--- BEGIN Exercise material ---

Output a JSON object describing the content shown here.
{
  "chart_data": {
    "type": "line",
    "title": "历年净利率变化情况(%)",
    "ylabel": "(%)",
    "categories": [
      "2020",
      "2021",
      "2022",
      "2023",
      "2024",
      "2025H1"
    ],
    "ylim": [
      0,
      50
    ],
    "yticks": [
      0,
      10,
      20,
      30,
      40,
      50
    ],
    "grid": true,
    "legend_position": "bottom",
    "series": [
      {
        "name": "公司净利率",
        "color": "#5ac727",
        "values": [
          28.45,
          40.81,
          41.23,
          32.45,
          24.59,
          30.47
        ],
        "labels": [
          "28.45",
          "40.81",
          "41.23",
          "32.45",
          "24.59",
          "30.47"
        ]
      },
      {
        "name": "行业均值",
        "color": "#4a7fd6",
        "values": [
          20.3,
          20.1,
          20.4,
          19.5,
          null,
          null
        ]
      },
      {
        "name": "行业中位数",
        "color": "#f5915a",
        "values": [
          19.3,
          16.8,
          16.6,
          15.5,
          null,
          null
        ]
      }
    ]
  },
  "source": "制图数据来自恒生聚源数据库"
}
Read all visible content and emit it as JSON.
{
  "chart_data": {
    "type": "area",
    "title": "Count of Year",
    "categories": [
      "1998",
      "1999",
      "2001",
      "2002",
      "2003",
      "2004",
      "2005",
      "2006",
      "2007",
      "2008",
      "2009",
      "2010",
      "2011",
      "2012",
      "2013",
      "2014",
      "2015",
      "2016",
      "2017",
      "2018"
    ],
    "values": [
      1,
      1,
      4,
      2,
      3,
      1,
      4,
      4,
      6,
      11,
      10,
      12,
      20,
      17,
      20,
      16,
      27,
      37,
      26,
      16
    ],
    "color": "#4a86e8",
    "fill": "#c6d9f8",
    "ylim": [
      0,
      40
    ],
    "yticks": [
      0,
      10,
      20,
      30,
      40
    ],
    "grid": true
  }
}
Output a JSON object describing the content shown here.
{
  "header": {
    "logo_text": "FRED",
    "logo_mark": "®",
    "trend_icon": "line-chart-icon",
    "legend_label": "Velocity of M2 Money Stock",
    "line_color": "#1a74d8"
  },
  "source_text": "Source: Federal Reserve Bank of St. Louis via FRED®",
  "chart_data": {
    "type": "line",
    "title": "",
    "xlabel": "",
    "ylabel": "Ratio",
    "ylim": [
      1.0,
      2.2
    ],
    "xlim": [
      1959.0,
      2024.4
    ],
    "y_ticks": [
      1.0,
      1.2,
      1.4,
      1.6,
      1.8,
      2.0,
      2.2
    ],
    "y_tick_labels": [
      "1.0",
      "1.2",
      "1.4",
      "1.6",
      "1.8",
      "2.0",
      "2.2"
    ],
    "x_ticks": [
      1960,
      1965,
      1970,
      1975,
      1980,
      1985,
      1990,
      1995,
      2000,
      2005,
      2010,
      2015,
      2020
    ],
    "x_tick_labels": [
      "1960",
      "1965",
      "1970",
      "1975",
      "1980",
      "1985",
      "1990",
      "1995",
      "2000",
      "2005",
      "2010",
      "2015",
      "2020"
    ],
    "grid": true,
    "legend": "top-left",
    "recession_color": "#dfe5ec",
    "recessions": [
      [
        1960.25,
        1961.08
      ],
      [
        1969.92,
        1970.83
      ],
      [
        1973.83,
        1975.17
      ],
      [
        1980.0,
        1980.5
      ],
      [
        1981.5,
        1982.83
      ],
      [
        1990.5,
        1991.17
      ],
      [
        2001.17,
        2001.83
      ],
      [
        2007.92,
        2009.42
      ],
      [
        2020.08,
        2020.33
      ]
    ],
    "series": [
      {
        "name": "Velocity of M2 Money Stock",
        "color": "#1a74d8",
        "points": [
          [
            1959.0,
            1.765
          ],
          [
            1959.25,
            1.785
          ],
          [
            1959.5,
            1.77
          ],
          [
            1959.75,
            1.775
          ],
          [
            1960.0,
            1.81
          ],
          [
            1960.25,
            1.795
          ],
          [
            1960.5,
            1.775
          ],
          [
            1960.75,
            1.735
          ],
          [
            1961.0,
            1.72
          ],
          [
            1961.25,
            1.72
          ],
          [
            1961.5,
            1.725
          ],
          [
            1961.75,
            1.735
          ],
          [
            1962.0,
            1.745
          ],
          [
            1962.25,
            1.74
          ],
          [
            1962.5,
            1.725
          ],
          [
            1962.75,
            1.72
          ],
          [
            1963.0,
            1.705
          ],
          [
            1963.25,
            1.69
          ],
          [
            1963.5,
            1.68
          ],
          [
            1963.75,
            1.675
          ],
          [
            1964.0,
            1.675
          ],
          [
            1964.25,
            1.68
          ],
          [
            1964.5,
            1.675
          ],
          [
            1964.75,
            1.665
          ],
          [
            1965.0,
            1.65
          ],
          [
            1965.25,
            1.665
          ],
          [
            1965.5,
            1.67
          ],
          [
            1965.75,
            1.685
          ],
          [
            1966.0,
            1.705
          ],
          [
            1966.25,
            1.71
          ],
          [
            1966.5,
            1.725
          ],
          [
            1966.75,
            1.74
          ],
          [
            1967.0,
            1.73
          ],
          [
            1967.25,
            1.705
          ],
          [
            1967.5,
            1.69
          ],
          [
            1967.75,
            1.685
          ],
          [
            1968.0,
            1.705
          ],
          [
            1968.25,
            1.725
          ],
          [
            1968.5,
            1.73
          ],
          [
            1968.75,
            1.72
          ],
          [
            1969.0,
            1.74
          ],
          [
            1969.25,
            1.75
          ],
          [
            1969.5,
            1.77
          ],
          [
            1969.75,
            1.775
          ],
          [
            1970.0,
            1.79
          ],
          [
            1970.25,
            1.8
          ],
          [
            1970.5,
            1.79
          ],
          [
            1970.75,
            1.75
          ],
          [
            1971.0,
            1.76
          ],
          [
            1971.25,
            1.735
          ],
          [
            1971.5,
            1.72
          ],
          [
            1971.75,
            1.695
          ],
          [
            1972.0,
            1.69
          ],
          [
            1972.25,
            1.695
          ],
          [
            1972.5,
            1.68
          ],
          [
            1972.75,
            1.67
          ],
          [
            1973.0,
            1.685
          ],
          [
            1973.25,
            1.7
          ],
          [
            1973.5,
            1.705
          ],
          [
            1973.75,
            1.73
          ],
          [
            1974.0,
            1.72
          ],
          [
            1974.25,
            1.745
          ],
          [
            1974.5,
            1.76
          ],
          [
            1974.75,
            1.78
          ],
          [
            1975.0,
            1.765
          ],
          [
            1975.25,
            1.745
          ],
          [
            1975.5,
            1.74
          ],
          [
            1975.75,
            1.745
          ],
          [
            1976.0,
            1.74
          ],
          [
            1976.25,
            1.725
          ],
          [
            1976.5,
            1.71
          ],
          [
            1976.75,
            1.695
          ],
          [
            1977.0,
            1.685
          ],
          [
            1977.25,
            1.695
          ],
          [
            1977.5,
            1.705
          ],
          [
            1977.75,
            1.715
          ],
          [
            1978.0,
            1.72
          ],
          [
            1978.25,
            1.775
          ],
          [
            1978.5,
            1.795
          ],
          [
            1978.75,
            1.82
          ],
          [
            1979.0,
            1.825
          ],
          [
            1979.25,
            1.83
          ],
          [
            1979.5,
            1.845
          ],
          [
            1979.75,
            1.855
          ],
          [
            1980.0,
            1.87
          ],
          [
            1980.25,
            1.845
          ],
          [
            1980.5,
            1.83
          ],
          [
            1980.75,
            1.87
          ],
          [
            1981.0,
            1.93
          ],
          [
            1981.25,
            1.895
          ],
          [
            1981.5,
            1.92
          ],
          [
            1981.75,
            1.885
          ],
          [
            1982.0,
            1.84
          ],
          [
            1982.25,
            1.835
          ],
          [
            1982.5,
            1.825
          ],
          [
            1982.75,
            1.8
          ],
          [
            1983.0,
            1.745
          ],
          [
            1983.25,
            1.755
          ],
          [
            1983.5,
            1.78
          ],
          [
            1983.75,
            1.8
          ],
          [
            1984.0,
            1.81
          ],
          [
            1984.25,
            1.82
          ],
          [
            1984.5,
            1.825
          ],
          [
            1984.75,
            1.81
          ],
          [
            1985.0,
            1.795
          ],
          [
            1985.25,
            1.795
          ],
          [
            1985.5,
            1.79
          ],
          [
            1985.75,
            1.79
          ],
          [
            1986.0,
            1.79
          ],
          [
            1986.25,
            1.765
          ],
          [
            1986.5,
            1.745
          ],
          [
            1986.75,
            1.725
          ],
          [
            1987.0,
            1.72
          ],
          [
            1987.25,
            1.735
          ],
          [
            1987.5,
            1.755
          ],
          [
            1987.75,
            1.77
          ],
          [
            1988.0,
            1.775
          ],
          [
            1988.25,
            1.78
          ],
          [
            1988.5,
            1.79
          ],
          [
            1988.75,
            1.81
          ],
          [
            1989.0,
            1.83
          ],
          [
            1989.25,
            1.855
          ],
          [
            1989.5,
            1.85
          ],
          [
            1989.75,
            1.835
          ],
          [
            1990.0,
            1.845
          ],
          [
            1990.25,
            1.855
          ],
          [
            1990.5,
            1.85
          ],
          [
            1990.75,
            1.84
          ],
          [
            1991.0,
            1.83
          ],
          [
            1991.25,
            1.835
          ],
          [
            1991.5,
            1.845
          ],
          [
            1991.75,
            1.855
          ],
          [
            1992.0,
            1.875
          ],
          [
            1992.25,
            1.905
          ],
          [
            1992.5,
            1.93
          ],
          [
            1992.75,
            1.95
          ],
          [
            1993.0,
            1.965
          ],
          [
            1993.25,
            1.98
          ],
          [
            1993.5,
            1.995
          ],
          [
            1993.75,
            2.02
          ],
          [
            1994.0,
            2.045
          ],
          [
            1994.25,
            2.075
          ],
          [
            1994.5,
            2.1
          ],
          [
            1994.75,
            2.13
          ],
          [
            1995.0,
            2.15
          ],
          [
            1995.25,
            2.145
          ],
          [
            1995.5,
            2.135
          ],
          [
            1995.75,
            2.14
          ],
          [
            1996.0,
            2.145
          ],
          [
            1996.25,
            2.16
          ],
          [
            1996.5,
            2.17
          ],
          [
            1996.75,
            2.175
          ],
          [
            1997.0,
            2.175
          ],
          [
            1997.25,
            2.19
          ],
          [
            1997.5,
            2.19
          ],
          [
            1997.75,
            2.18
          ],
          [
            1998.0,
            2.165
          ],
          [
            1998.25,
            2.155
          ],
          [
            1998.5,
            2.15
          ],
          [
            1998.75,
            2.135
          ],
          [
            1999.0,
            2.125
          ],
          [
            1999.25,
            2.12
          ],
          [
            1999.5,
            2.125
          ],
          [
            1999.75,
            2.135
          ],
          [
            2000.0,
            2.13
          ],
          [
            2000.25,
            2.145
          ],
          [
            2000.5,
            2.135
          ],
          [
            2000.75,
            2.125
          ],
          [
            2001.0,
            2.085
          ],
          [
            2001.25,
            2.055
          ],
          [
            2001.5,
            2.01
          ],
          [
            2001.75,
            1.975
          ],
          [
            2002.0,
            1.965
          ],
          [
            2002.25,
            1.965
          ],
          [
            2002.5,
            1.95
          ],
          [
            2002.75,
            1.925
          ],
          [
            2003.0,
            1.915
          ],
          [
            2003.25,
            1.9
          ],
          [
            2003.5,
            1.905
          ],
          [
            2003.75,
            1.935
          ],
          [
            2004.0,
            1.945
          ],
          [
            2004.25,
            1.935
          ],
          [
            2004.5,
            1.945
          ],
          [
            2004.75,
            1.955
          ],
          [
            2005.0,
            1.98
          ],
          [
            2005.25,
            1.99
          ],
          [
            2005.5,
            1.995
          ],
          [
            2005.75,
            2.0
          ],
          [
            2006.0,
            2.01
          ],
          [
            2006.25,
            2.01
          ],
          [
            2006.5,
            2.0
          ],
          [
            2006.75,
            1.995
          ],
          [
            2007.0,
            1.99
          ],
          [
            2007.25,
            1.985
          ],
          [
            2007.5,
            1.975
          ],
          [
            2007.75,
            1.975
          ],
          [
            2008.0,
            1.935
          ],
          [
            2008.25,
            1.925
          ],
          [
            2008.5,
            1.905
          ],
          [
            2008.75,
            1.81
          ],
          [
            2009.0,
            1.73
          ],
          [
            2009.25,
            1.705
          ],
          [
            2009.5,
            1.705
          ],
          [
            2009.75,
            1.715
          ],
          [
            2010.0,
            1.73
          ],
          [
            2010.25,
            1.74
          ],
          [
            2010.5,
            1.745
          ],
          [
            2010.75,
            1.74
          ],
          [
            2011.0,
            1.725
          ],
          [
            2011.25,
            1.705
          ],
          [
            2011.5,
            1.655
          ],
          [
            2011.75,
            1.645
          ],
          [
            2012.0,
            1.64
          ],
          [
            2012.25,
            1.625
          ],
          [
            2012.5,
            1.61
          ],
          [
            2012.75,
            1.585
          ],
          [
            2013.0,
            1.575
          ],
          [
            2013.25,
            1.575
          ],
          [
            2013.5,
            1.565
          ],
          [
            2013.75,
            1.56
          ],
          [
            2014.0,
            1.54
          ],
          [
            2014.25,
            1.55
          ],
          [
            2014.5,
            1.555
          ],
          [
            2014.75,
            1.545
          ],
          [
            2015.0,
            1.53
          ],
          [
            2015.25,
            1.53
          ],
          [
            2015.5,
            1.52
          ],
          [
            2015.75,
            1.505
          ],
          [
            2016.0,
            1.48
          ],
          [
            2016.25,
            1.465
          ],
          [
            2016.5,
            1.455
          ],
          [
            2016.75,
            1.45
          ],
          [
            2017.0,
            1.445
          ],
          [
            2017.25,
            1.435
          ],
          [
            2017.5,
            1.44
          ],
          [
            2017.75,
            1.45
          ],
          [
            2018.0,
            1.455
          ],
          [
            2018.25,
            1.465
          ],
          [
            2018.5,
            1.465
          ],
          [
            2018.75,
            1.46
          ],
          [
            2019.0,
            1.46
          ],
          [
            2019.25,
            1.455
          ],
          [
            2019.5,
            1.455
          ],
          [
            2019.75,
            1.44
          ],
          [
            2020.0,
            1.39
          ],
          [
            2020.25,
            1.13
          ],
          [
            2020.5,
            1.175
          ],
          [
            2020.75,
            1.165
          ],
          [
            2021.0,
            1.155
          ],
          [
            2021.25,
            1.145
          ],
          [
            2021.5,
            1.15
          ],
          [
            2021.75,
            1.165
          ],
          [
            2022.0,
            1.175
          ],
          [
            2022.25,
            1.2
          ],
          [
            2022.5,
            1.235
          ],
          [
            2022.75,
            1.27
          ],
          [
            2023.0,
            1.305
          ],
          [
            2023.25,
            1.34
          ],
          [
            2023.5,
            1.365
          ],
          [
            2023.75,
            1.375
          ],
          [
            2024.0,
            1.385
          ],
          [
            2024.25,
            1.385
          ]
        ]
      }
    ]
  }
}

--- END Exercise material ---

◆ **Goal**:
Your answer should be only the number of lines that hold the word "name".

◆ **Solution below**:
4